┏━━

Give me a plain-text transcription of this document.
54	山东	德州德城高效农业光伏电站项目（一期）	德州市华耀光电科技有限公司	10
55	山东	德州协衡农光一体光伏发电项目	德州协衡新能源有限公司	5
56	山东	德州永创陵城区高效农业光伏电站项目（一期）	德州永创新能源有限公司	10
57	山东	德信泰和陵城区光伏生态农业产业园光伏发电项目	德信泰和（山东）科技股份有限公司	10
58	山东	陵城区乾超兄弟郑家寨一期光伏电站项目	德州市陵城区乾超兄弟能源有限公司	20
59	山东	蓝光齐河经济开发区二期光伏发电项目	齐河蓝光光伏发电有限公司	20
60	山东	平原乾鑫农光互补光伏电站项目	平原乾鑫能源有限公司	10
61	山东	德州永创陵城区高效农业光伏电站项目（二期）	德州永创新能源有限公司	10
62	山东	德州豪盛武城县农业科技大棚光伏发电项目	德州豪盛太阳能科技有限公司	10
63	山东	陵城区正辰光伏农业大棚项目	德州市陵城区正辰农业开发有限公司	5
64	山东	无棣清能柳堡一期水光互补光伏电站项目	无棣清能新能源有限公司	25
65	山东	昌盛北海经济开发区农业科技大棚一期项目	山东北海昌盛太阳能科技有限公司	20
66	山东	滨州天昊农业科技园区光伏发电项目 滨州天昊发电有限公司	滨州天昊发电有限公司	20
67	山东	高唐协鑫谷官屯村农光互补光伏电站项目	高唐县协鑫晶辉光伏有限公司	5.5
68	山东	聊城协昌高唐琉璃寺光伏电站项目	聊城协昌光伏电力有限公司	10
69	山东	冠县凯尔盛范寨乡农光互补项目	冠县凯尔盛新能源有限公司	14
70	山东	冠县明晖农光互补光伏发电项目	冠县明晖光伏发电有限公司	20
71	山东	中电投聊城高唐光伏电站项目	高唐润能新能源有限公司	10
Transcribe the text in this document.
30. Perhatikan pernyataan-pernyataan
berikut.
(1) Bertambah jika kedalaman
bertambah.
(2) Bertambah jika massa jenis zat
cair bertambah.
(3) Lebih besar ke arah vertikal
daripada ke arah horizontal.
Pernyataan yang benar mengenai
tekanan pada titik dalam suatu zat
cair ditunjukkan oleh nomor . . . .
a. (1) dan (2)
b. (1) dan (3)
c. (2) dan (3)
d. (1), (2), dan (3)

┗━━

**Exercise description**
Each record above should be output again exactly.

**Solved problem**
Give me a plain-text transcription of this document.
54	山东	德州德城高效农业光伏电站项目（一期）	德州市华耀光电科技有限公司	10
55	山东	德州协衡农光一体光伏发电项目	德州协衡新能源有限公司	5
56	山东	德州永创陵城区高效农业光伏电站项目（一期）	德州永创新能源有限公司	10
57	山东	德信泰和陵城区光伏生态农业产业园光伏发电项目	德信泰和（山东）科技股份有限公司	10
58	山东	陵城区乾超兄弟郑家寨一期光伏电站项目	德州市陵城区乾超兄弟能源有限公司	20
59	山东	蓝光齐河经济开发区二期光伏发电项目	齐河蓝光光伏发电有限公司	20
60	山东	平原乾鑫农光互补光伏电站项目	平原乾鑫能源有限公司	10
61	山东	德州永创陵城区高效农业光伏电站项目（二期）	德州永创新能源有限公司	10
62	山东	德州豪盛武城县农业科技大棚光伏发电项目	德州豪盛太阳能科技有限公司	10
63	山东	陵城区正辰光伏农业大棚项目	德州市陵城区正辰农业开发有限公司	5
64	山东	无棣清能柳堡一期水光互补光伏电站项目	无棣清能新能源有限公司	25
65	山东	昌盛北海经济开发区农业科技大棚一期项目	山东北海昌盛太阳能科技有限公司	20
66	山东	滨州天昊农业科技园区光伏发电项目 滨州天昊发电有限公司	滨州天昊发电有限公司	20
67	山东	高唐协鑫谷官屯村农光互补光伏电站项目	高唐县协鑫晶辉光伏有限公司	5.5
68	山东	聊城协昌高唐琉璃寺光伏电站项目	聊城协昌光伏电力有限公司	10
69	山东	冠县凯尔盛范寨乡农光互补项目	冠县凯尔盛新能源有限公司	14
70	山东	冠县明晖农光互补光伏发电项目	冠县明晖光伏发电有限公司	20
71	山东	中电投聊城高唐光伏电站项目	高唐润能新能源有限公司	10
Transcribe the text in this document.
30. Perhatikan pernyataan-pernyataan
berikut.
(1) Bertambah jika kedalaman
bertambah.
(2) Bertambah jika massa jenis zat
cair bertambah.
(3) Lebih besar ke arah vertikal
daripada ke arah horizontal.
Pernyataan yang benar mengenai
tekanan pada titik dalam suatu zat
cair ditunjukkan oleh nomor . . . .
a. (1) dan (2)
b. (1) dan (3)
c. (2) dan (3)
d. (1), (2), dan (3)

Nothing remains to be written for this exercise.